***** Provided records *****

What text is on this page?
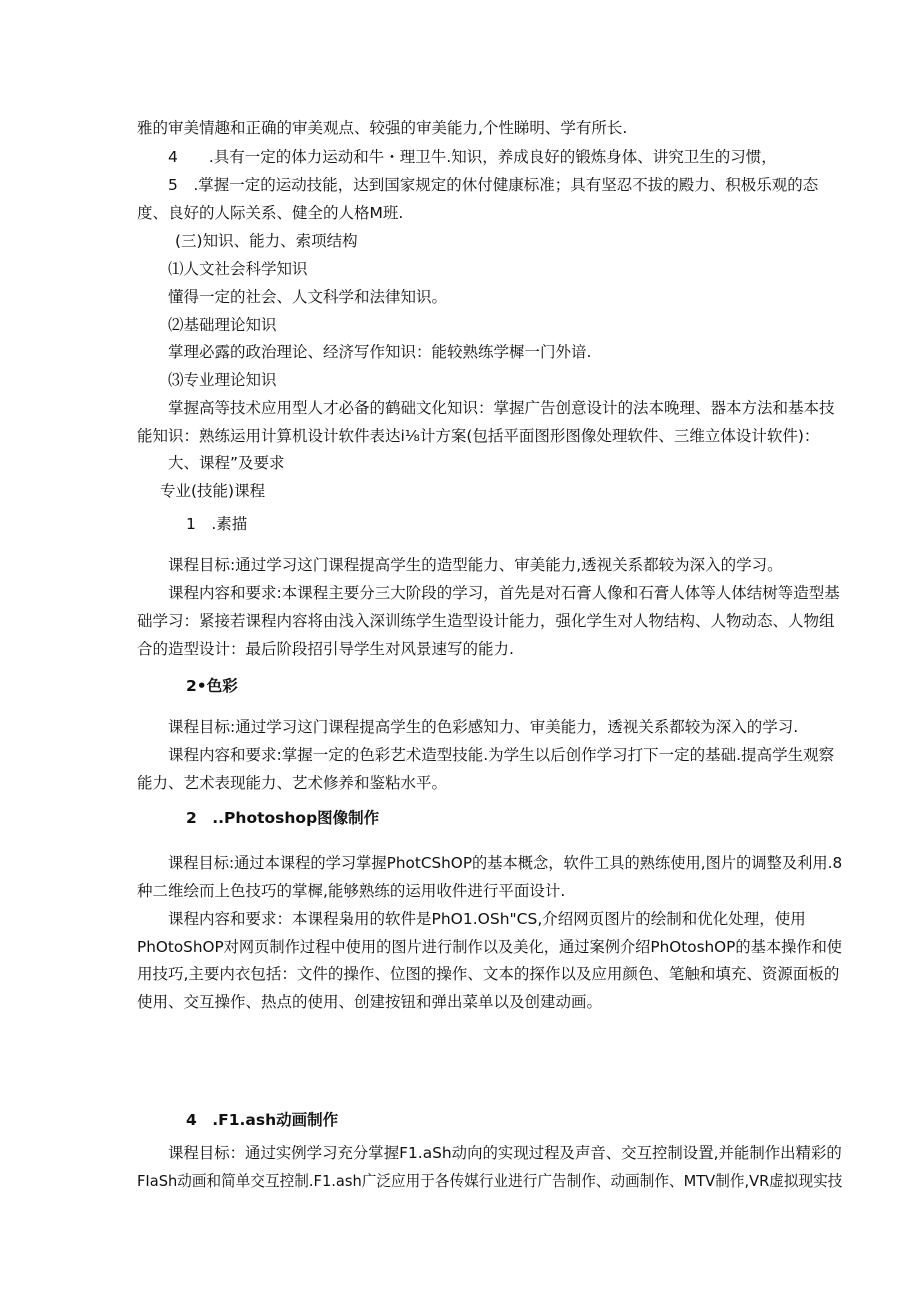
雅的审美情趣和正确的审美观点、较强的审美能力,个性睇明、学有所长.
4　　.具有一定的体力运动和牛・理卫牛.知识，养成良好的锻炼身体、讲究卫生的习惯，
5　.掌握一定的运动技能，达到国家规定的休付健康标准；具有坚忍不拔的殿力、积极乐观的态
度、良好的人际关系、健全的人格M班.
(三)知识、能力、索项结构
⑴人文社会科学知识
懂得一定的社会、人文科学和法律知识。
⑵基础理论知识
掌理必露的政治理论、经济写作知识：能较熟练学樨一门外谙.
⑶专业理论知识
掌握高等技术应用型人才必备的鹤础文化知识：掌握广告创意设计的法本晚理、器本方法和基本技
能知识：熟练运用计算机设计软件表达i⅛计方案(包括平面图形图像处理软件、三维立体设计软件)：
大、课程”及要求
专业(技能)课程
1　.素描
课程目标:通过学习这门课程提高学生的造型能力、审美能力,透视关系都较为深入的学习。
课程内容和要求:本课程主要分三大阶段的学习，首先是对石膏人像和石膏人体等人体结树等造型基
础学习：紧接若课程内容将由浅入深训练学生造型设计能力，强化学生对人物结构、人物动态、人物组
合的造型设计：最后阶段招引导学生对风景速写的能力.
2•色彩
课程目标:通过学习这门课程提高学生的色彩感知力、审美能力，透视关系都较为深入的学习.
课程内容和要求:掌握一定的色彩艺术造型技能.为学生以后创作学习打下一定的基础.提高学生观察
能力、艺术表现能力、艺术修养和鉴粘水平。
2　..Photoshop图像制作
课程目标:通过本课程的学习掌握PhotCShOP的基本概念，软件工具的熟练使用,图片的调整及利用.8
种二维绘而上色技巧的掌樨,能够熟练的运用收件进行平面设计.
课程内容和要求：本课程枭用的软件是PhO1.OSh"CS,介绍网页图片的绘制和优化处理，使用
PhOtoShOP对网页制作过程中使用的图片进行制作以及美化，通过案例介绍PhOtoshOP的基本操作和使
用技巧,主要内衣包括：文件的操作、位图的操作、文本的探作以及应用颜色、笔触和填充、资源面板的
使用、交互操作、热点的使用、创建按钮和弹出菜单以及创建动画。
4　.F1.ash动画制作
课程目标：通过实例学习充分掌握F1.aSh动向的实现过程及声音、交互控制设置,并能制作出精彩的
FIaSh动画和简单交互控制.F1.ash广泛应用于各传媒行业进行广告制作、动画制作、MTV制作,VR虚拟现实技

*****

Copy the data word for word. Pictures do not go in the copy.

### Solution
What text is on this page?
雅的审美情趣和正确的审美观点、较强的审美能力,个性睇明、学有所长.
4　　.具有一定的体力运动和牛・理卫牛.知识，养成良好的锻炼身体、讲究卫生的习惯，
5　.掌握一定的运动技能，达到国家规定的休付健康标准；具有坚忍不拔的殿力、积极乐观的态
度、良好的人际关系、健全的人格M班.
(三)知识、能力、索项结构
⑴人文社会科学知识
懂得一定的社会、人文科学和法律知识。
⑵基础理论知识
掌理必露的政治理论、经济写作知识：能较熟练学樨一门外谙.
⑶专业理论知识
掌握高等技术应用型人才必备的鹤础文化知识：掌握广告创意设计的法本晚理、器本方法和基本技
能知识：熟练运用计算机设计软件表达i⅛计方案(包括平面图形图像处理软件、三维立体设计软件)：
大、课程”及要求
专业(技能)课程
1　.素描
课程目标:通过学习这门课程提高学生的造型能力、审美能力,透视关系都较为深入的学习。
课程内容和要求:本课程主要分三大阶段的学习，首先是对石膏人像和石膏人体等人体结树等造型基
础学习：紧接若课程内容将由浅入深训练学生造型设计能力，强化学生对人物结构、人物动态、人物组
合的造型设计：最后阶段招引导学生对风景速写的能力.
2•色彩
课程目标:通过学习这门课程提高学生的色彩感知力、审美能力，透视关系都较为深入的学习.
课程内容和要求:掌握一定的色彩艺术造型技能.为学生以后创作学习打下一定的基础.提高学生观察
能力、艺术表现能力、艺术修养和鉴粘水平。
2　..Photoshop图像制作
课程目标:通过本课程的学习掌握PhotCShOP的基本概念，软件工具的熟练使用,图片的调整及利用.8
种二维绘而上色技巧的掌樨,能够熟练的运用收件进行平面设计.
课程内容和要求：本课程枭用的软件是PhO1.OSh"CS,介绍网页图片的绘制和优化处理，使用
PhOtoShOP对网页制作过程中使用的图片进行制作以及美化，通过案例介绍PhOtoshOP的基本操作和使
用技巧,主要内衣包括：文件的操作、位图的操作、文本的探作以及应用颜色、笔触和填充、资源面板的
使用、交互操作、热点的使用、创建按钮和弹出菜单以及创建动画。
4　.F1.ash动画制作
课程目标：通过实例学习充分掌握F1.aSh动向的实现过程及声音、交互控制设置,并能制作出精彩的
FIaSh动画和简单交互控制.F1.ash广泛应用于各传媒行业进行广告制作、动画制作、MTV制作,VR虚拟现实技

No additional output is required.